_PROMPT_
Every record here needs to be written out again exactly.

_EXTRACTED DATA_
===
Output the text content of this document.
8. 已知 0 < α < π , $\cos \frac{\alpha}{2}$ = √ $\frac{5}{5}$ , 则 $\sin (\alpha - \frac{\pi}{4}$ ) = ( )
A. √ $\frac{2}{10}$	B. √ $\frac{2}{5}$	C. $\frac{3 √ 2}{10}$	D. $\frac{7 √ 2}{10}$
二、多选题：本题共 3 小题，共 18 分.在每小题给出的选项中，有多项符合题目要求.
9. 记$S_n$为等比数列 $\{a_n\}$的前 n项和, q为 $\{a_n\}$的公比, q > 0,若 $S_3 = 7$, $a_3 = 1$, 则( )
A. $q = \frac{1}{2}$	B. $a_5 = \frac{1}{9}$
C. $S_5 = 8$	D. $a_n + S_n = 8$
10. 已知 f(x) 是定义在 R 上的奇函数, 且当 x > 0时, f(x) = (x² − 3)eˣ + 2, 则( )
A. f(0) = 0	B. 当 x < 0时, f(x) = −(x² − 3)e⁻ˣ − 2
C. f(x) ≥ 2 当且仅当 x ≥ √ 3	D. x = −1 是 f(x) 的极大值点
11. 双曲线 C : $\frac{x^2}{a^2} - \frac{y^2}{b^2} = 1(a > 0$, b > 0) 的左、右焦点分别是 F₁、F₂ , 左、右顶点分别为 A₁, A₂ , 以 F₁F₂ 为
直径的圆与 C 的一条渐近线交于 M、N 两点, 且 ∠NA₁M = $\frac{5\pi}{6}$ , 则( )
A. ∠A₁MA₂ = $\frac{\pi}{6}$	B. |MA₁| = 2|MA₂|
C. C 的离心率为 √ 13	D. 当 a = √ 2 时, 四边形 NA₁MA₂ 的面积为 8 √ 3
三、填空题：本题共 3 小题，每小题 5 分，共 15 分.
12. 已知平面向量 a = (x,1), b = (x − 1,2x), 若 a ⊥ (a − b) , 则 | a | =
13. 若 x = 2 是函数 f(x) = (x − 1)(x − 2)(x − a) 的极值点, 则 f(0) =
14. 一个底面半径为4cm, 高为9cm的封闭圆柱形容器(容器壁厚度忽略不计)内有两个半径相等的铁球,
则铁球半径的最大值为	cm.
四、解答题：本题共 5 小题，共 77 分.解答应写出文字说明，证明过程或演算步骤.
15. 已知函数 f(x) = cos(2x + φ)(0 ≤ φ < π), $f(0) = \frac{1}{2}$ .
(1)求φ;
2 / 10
===
_RESPONSE_
Output the text content of this document.
8. 已知 0 < α < π , $\cos \frac{\alpha}{2}$ = √ $\frac{5}{5}$ , 则 $\sin (\alpha - \frac{\pi}{4}$ ) = ( )
A. √ $\frac{2}{10}$	B. √ $\frac{2}{5}$	C. $\frac{3 √ 2}{10}$	D. $\frac{7 √ 2}{10}$
二、多选题：本题共 3 小题，共 18 分.在每小题给出的选项中，有多项符合题目要求.
9. 记$S_n$为等比数列 $\{a_n\}$的前 n项和, q为 $\{a_n\}$的公比, q > 0,若 $S_3 = 7$, $a_3 = 1$, 则( )
A. $q = \frac{1}{2}$	B. $a_5 = \frac{1}{9}$
C. $S_5 = 8$	D. $a_n + S_n = 8$
10. 已知 f(x) 是定义在 R 上的奇函数, 且当 x > 0时, f(x) = (x² − 3)eˣ + 2, 则( )
A. f(0) = 0	B. 当 x < 0时, f(x) = −(x² − 3)e⁻ˣ − 2
C. f(x) ≥ 2 当且仅当 x ≥ √ 3	D. x = −1 是 f(x) 的极大值点
11. 双曲线 C : $\frac{x^2}{a^2} - \frac{y^2}{b^2} = 1(a > 0$, b > 0) 的左、右焦点分别是 F₁、F₂ , 左、右顶点分别为 A₁, A₂ , 以 F₁F₂ 为
直径的圆与 C 的一条渐近线交于 M、N 两点, 且 ∠NA₁M = $\frac{5\pi}{6}$ , 则( )
A. ∠A₁MA₂ = $\frac{\pi}{6}$	B. |MA₁| = 2|MA₂|
C. C 的离心率为 √ 13	D. 当 a = √ 2 时, 四边形 NA₁MA₂ 的面积为 8 √ 3
三、填空题：本题共 3 小题，每小题 5 分，共 15 分.
12. 已知平面向量 a = (x,1), b = (x − 1,2x), 若 a ⊥ (a − b) , 则 | a | =
13. 若 x = 2 是函数 f(x) = (x − 1)(x − 2)(x − a) 的极值点, 则 f(0) =
14. 一个底面半径为4cm, 高为9cm的封闭圆柱形容器(容器壁厚度忽略不计)内有两个半径相等的铁球,
则铁球半径的最大值为	cm.
四、解答题：本题共 5 小题，共 77 分.解答应写出文字说明，证明过程或演算步骤.
15. 已知函数 f(x) = cos(2x + φ)(0 ≤ φ < π), $f(0) = \frac{1}{2}$ .
(1)求φ;
2 / 10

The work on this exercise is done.